Please convert all the rows below into a numbered list, skipping blank lines and leaving the pictures out of your answer.

**Stored items**

○ ○ ○ ○ ○

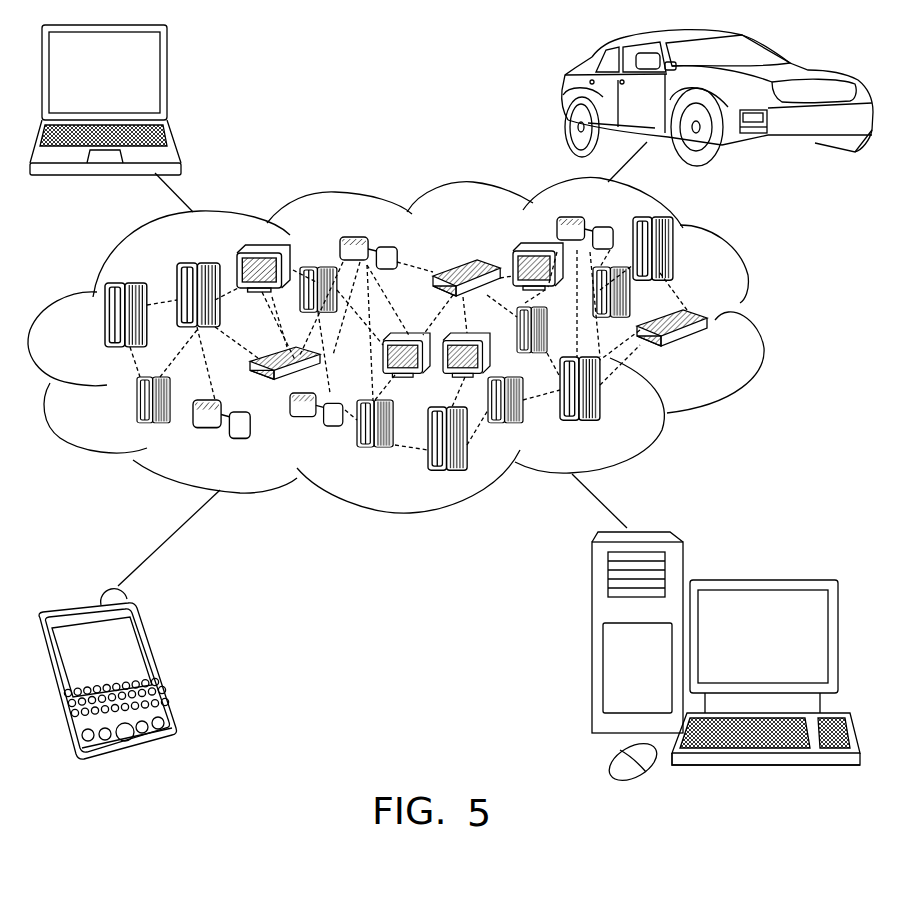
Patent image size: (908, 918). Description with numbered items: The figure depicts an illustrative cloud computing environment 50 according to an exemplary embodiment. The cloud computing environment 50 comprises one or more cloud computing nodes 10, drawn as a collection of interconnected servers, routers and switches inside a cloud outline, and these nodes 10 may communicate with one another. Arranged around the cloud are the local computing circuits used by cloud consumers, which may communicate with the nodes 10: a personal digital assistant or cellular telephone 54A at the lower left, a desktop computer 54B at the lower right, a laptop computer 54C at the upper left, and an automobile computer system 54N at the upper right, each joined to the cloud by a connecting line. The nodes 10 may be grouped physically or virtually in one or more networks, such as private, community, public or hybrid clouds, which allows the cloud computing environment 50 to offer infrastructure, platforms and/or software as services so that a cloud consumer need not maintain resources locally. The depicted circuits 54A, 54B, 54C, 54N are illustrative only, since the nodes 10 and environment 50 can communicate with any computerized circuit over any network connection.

The cloud computing node 10 is at (418, 364).
The cloud computing environment 50 is at (763, 323).
The personal digital assistant (PDA) or cellular telephone 54A is at (162, 663).
The desktop computer 54B is at (760, 580).
The laptop computer 54C is at (167, 82).
The automobile computer system 54N is at (563, 97).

○ ○ ○ ○ ○

**RESULT OF THIS TASK**
1. Patent image size: (908, 918). Description with numbered items: The figure depicts an illustrative cloud computing environment 50 according to an exemplary embodiment. The cloud computing environment 50 comprises one or more cloud computing nodes 10, drawn as a collection of interconnected servers, routers and switches inside a cloud outline, and these nodes 10 may communicate with one another. Arranged around the cloud are the local computing circuits used by cloud consumers, which may communicate with the nodes 10: a personal digital assistant or cellular telephone 54A at the lower left, a desktop computer 54B at the lower right, a laptop computer 54C at the upper left, and an automobile computer system 54N at the upper right, each joined to the cloud by a connecting line. The nodes 10 may be grouped physically or virtually in one or more networks, such as private, community, public or hybrid clouds, which allows the cloud computing environment 50 to offer infrastructure, platforms and/or software as services so that a cloud consumer need not maintain resources locally. The depicted circuits 54A, 54B, 54C, 54N are illustrative only, since the nodes 10 and environment 50 can communicate with any computerized circuit over any network connection.
2. The cloud computing node 10 is at (418, 364).
3. The cloud computing environment 50 is at (763, 323).
4. The personal digital assistant (PDA) or cellular telephone 54A is at (162, 663).
5. The desktop computer 54B is at (760, 580).
6. The laptop computer 54C is at (167, 82).
7. The automobile computer system 54N is at (563, 97).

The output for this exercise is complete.